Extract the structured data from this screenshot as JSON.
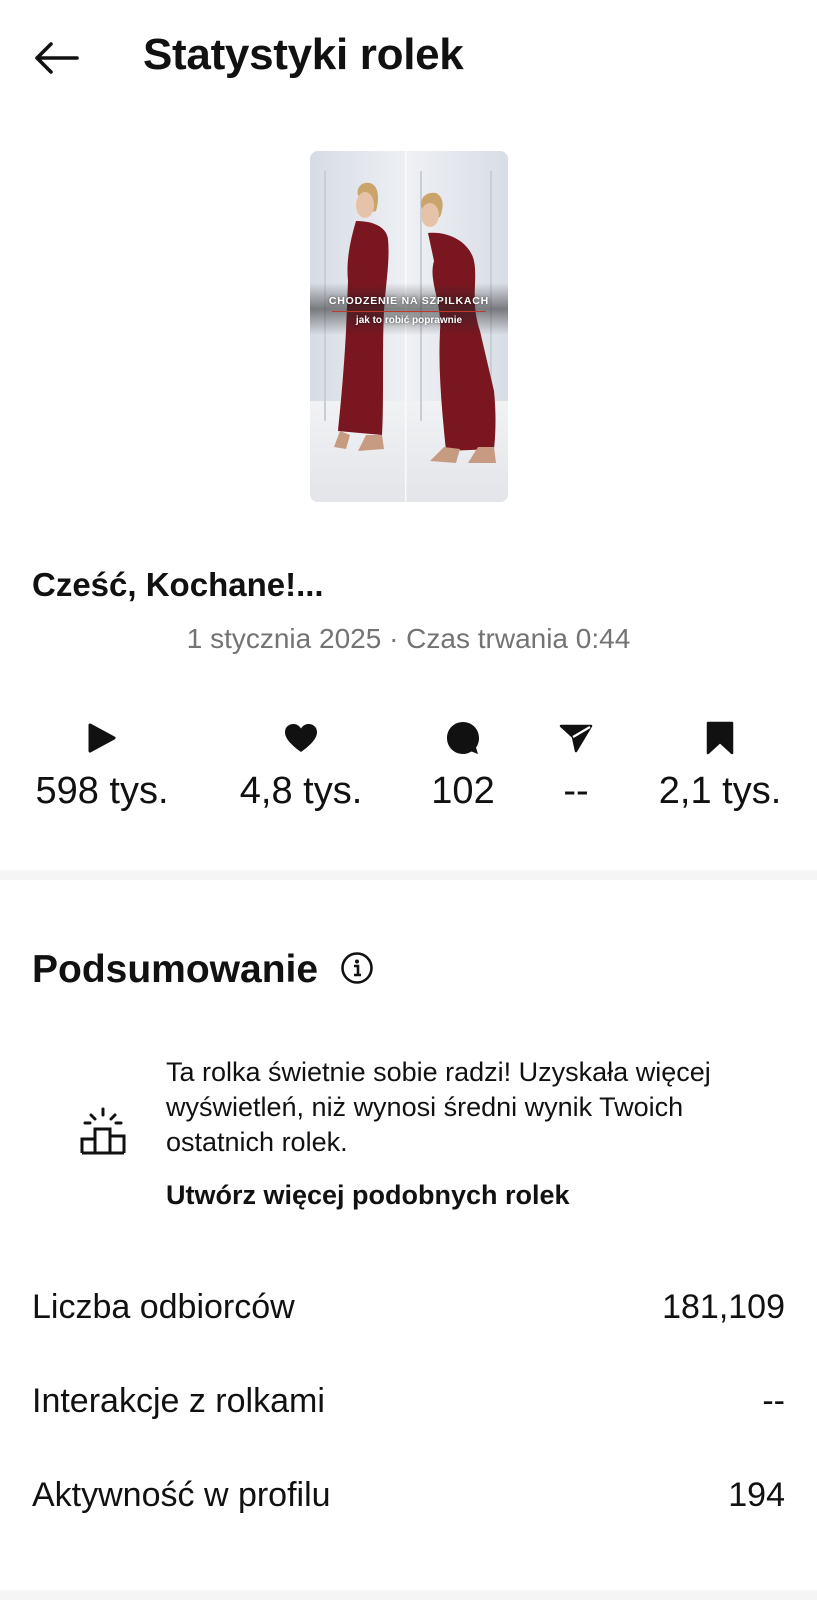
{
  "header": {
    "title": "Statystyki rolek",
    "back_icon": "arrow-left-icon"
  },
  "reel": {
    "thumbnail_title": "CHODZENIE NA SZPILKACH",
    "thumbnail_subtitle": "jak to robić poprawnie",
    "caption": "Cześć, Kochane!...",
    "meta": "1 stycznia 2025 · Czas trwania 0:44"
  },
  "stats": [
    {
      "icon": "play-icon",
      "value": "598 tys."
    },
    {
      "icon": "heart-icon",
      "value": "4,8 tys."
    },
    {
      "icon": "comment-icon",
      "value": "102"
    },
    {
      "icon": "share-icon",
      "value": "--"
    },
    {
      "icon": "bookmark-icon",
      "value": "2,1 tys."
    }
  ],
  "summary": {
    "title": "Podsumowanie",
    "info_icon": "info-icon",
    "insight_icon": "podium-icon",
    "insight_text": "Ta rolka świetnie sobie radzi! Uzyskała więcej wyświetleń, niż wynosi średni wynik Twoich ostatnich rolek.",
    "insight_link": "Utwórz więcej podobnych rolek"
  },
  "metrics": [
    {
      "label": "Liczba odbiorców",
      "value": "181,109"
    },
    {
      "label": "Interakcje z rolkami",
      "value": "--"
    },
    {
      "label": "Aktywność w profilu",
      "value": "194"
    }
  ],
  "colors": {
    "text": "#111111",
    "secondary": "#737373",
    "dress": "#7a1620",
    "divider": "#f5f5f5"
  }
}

--------------------

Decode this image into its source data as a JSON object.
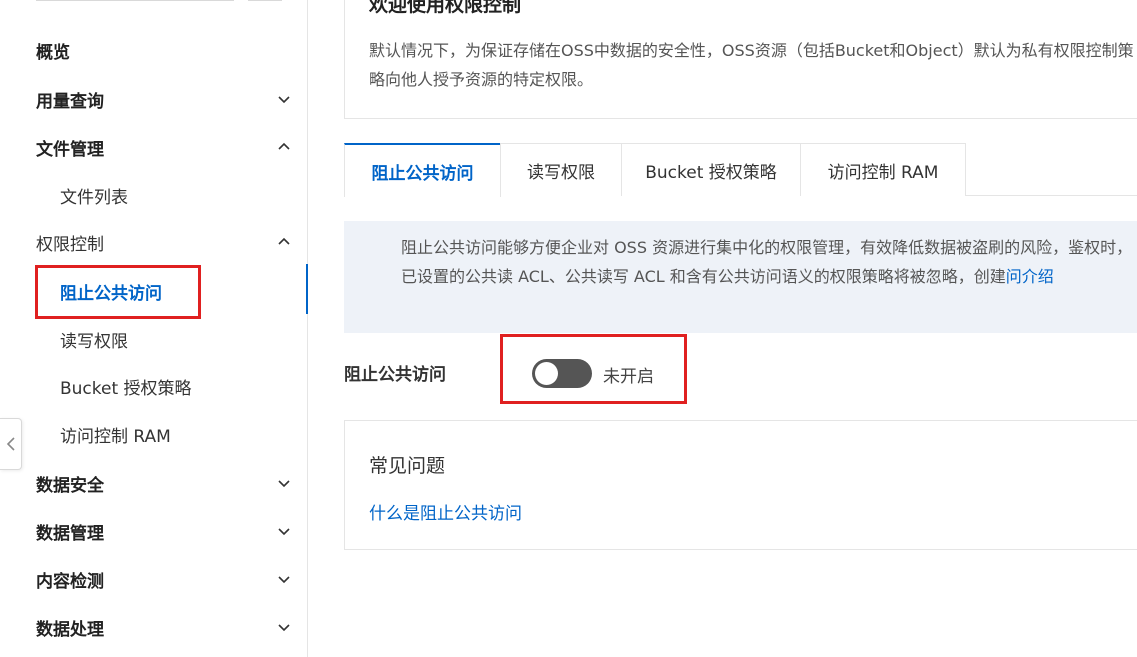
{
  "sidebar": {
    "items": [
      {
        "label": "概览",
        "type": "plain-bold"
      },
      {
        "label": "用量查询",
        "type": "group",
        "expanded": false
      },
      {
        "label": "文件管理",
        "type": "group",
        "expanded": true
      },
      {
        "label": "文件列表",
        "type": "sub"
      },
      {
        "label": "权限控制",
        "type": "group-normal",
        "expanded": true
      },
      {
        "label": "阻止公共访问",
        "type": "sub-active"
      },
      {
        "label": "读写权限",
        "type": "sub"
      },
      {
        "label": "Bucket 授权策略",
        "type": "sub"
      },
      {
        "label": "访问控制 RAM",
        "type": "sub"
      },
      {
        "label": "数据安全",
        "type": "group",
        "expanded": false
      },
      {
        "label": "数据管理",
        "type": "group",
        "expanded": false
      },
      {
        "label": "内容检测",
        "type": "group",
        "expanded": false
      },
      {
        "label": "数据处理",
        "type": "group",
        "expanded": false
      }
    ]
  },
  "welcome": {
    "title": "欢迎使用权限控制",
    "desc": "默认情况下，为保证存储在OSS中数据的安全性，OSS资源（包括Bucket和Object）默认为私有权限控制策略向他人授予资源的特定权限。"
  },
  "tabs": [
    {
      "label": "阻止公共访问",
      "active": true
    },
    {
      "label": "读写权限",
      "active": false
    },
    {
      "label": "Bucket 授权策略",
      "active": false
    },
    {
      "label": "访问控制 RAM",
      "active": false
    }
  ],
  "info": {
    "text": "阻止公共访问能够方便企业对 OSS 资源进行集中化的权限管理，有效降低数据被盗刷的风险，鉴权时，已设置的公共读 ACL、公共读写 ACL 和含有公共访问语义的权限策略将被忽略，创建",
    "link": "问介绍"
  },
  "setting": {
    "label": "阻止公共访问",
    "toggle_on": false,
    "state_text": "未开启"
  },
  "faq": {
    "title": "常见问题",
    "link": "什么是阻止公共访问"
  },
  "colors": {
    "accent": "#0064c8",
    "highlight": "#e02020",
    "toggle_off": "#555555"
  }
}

--------------------

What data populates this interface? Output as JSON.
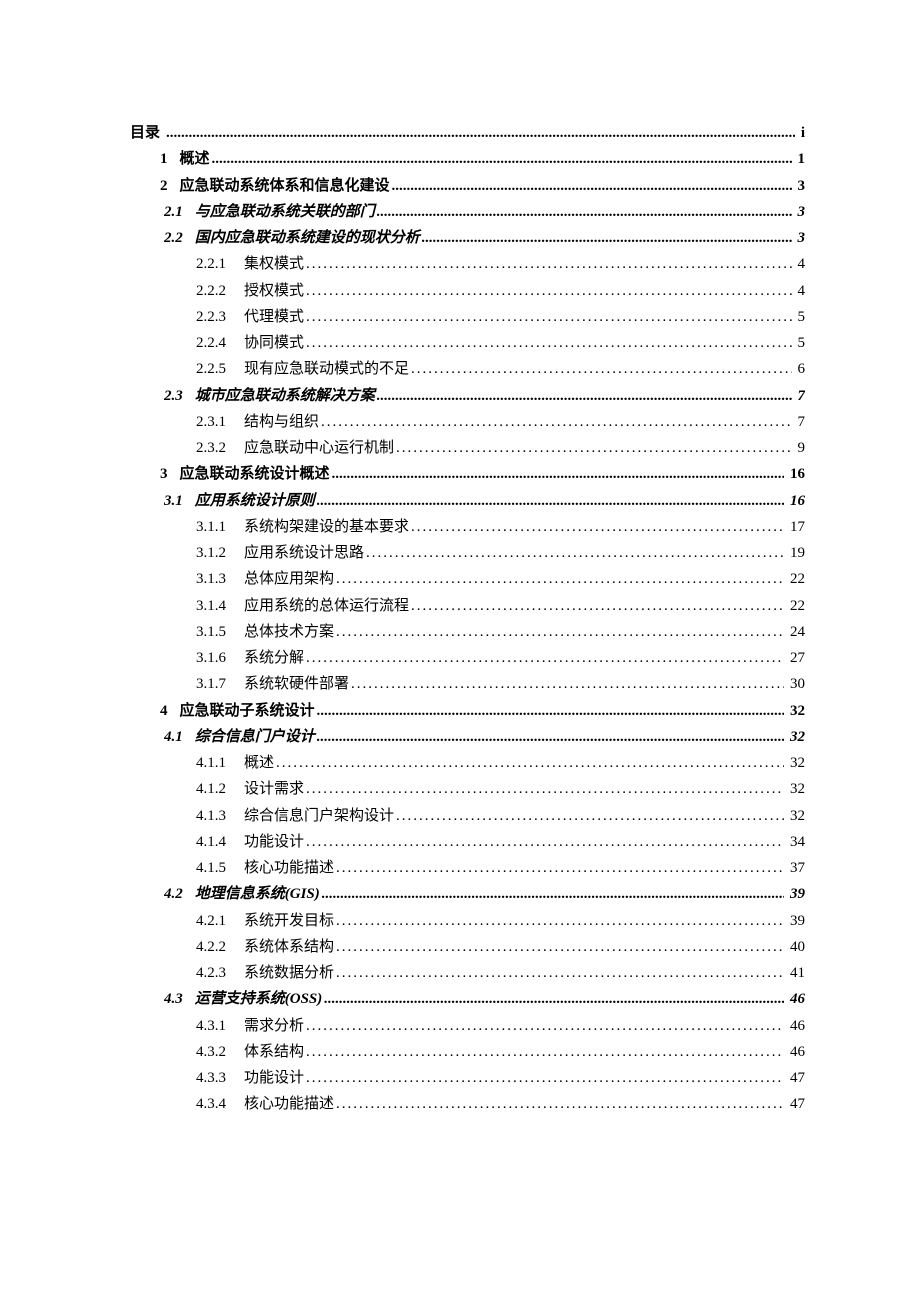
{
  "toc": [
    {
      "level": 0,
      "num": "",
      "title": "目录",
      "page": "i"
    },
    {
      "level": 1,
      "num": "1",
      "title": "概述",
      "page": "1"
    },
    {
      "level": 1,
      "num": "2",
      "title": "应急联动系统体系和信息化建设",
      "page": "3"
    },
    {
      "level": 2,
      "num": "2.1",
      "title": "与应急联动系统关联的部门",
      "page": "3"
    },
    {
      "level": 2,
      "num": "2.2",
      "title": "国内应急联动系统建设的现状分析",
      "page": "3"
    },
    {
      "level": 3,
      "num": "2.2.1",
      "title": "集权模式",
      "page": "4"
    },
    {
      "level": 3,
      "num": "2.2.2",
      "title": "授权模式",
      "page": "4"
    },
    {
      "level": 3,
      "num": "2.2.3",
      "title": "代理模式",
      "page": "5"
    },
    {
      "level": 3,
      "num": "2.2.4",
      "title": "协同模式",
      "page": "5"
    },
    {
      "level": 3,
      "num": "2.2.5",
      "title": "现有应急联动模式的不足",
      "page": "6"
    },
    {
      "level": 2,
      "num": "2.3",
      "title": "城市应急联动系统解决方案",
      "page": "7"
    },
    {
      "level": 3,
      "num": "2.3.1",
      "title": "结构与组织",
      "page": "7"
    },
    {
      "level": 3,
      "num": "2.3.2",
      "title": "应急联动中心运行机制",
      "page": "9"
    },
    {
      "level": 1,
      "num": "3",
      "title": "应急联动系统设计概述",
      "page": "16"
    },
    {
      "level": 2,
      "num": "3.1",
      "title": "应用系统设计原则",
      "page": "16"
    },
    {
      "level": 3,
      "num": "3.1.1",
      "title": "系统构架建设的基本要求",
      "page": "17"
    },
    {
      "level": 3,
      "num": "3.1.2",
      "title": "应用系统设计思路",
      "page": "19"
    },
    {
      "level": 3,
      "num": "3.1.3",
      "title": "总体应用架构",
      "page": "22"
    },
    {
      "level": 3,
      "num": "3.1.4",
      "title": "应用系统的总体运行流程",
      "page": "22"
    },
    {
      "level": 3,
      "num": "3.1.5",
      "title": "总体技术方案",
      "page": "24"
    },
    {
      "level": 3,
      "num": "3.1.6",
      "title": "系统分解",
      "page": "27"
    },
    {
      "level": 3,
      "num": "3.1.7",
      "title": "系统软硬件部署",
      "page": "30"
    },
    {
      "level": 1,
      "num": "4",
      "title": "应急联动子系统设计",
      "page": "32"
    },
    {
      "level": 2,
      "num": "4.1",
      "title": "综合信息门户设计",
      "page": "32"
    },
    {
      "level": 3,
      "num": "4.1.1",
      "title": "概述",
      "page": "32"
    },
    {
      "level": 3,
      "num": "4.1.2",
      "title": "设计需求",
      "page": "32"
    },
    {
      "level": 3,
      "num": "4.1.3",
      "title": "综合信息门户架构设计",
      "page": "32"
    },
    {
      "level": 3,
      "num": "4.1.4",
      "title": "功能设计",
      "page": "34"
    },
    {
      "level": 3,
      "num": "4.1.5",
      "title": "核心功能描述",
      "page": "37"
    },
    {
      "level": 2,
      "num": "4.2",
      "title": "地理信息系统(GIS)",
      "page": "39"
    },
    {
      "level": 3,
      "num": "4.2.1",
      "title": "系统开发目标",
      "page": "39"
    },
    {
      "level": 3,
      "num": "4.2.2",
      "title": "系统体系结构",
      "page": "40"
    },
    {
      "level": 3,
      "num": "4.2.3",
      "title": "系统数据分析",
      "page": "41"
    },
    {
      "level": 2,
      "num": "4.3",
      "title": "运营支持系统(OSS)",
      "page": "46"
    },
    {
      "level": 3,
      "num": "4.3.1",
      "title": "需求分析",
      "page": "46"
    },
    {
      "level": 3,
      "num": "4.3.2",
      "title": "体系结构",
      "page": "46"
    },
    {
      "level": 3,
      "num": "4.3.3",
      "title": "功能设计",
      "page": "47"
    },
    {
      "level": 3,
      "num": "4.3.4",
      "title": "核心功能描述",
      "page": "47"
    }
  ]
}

--------------------

Exactly how many lines of the material contain the word "więcej"? Write the number alone.

Solution to this exercise: 2